== Record set ==
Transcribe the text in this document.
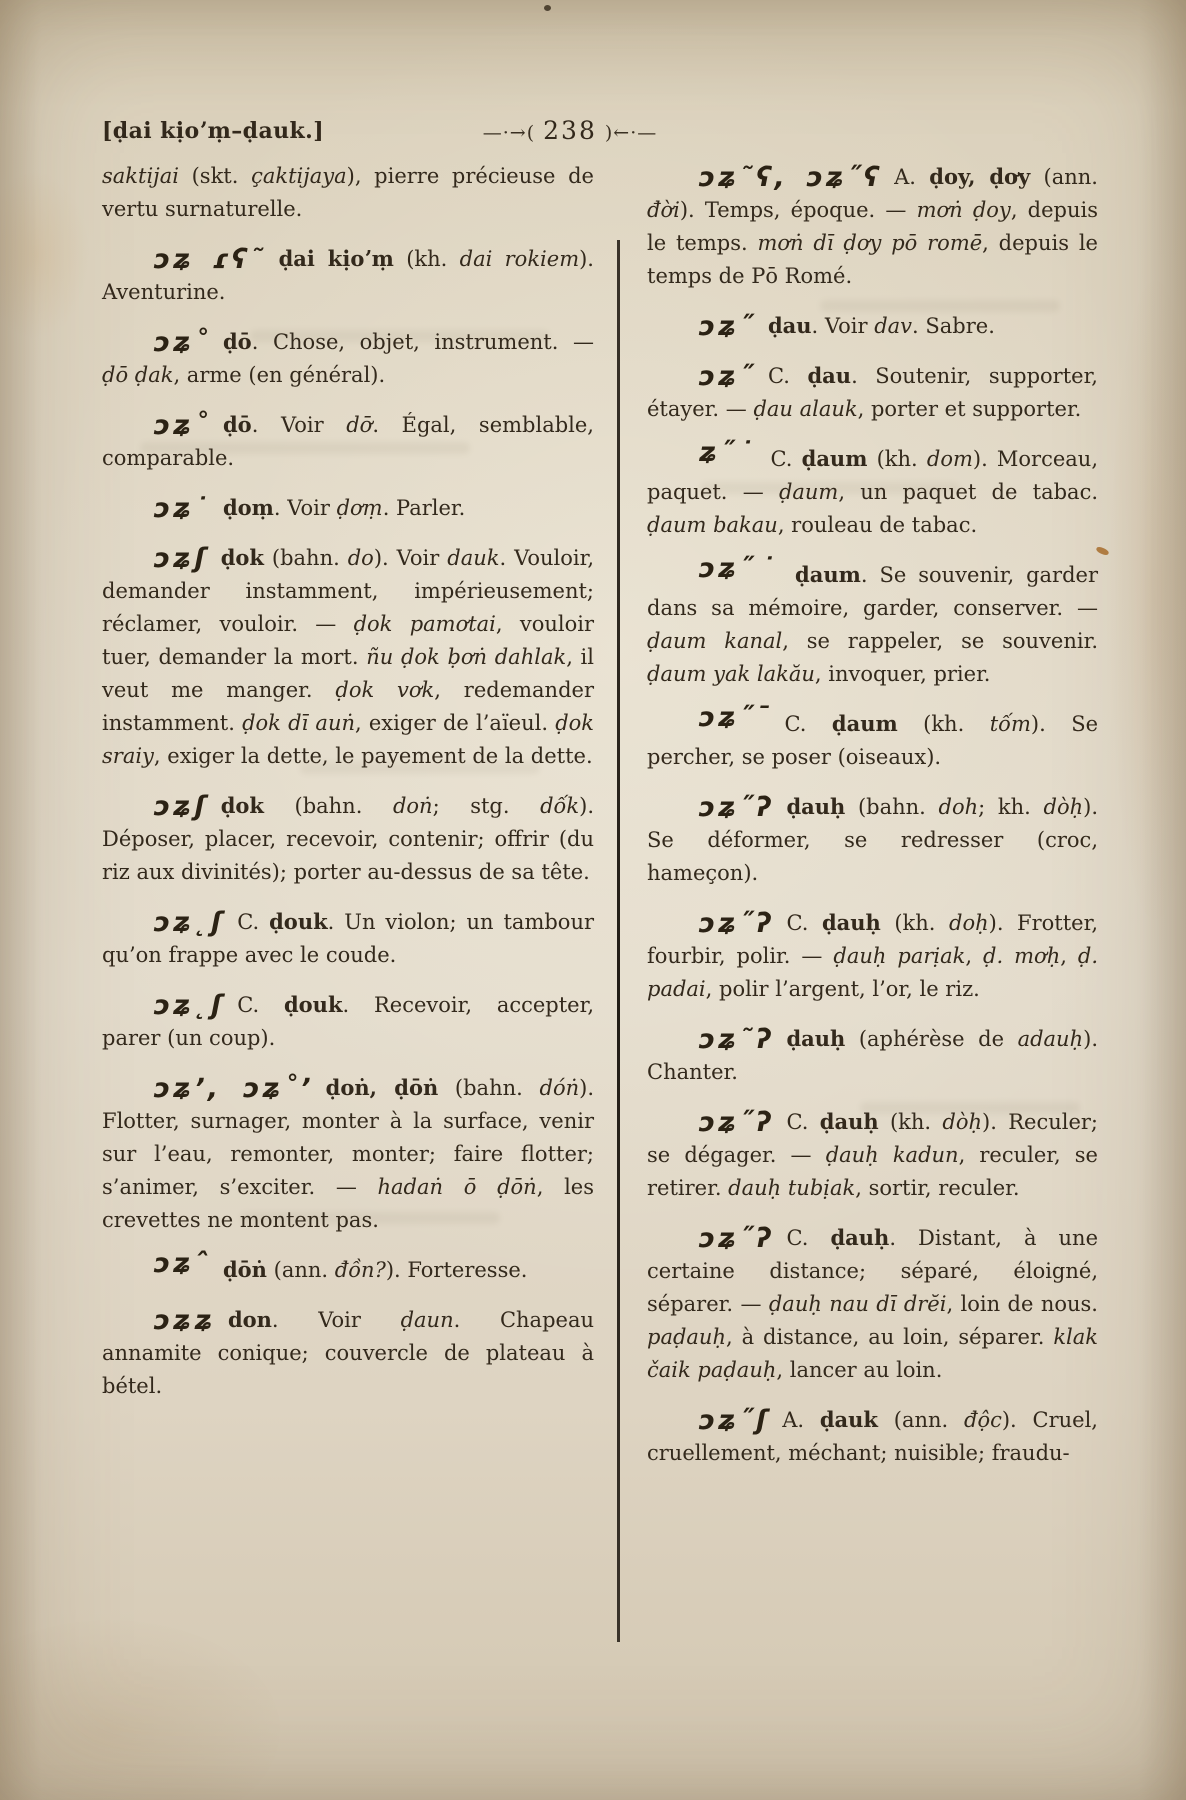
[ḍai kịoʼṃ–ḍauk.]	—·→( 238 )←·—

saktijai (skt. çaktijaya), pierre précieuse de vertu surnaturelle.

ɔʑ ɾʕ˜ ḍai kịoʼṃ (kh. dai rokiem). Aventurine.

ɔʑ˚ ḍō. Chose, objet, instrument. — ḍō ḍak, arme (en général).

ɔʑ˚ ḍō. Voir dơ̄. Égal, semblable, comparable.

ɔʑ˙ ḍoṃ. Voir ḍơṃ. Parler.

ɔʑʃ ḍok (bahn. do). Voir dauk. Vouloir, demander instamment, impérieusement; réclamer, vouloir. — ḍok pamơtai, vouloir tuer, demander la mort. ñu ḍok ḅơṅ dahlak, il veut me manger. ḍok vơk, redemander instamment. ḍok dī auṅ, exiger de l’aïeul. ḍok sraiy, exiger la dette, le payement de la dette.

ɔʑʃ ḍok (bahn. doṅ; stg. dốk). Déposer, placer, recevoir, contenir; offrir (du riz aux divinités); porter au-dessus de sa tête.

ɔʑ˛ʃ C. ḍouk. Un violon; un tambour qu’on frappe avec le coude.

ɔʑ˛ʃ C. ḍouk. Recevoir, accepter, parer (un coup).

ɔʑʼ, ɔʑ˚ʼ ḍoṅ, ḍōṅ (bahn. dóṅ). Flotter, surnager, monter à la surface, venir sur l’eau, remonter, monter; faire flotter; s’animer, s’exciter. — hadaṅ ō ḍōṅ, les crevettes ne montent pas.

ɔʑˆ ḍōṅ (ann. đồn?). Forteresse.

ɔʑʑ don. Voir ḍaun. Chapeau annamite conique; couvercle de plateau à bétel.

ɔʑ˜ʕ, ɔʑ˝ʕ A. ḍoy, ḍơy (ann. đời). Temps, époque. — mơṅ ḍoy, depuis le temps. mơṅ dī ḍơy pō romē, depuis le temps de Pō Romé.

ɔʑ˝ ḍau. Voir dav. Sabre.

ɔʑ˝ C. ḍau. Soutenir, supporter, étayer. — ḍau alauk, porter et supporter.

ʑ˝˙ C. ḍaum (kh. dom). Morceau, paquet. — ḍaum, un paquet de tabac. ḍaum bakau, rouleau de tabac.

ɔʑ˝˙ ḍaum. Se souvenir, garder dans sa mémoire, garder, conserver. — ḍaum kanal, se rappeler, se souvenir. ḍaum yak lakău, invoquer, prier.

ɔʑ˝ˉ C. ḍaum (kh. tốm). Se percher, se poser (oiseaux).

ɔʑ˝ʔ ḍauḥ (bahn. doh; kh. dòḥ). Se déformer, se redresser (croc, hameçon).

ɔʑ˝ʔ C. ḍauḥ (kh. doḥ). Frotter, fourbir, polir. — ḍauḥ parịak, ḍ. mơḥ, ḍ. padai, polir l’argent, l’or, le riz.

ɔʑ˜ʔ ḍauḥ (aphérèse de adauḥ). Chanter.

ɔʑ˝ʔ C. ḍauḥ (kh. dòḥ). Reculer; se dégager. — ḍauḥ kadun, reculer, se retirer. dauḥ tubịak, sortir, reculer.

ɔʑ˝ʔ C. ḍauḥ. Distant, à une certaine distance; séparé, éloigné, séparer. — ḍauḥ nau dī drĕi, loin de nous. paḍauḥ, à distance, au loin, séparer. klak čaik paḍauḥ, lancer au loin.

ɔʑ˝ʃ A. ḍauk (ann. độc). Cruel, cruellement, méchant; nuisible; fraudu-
===
--- Written exercise ---
Which lines hold the word "ḍaum"? Copy all of them.

--- Solution for this problem ---
ʑ˝˙ C. ḍaum (kh. dom). Morceau, paquet. — ḍaum, un paquet de tabac. ḍaum bakau, rouleau de tabac.
ɔʑ˝˙ ḍaum. Se souvenir, garder dans sa mémoire, garder, conserver. — ḍaum kanal, se rappeler, se souvenir. ḍaum yak lakău, invoquer, prier.
ɔʑ˝ˉ C. ḍaum (kh. tốm). Se percher, se poser (oiseaux).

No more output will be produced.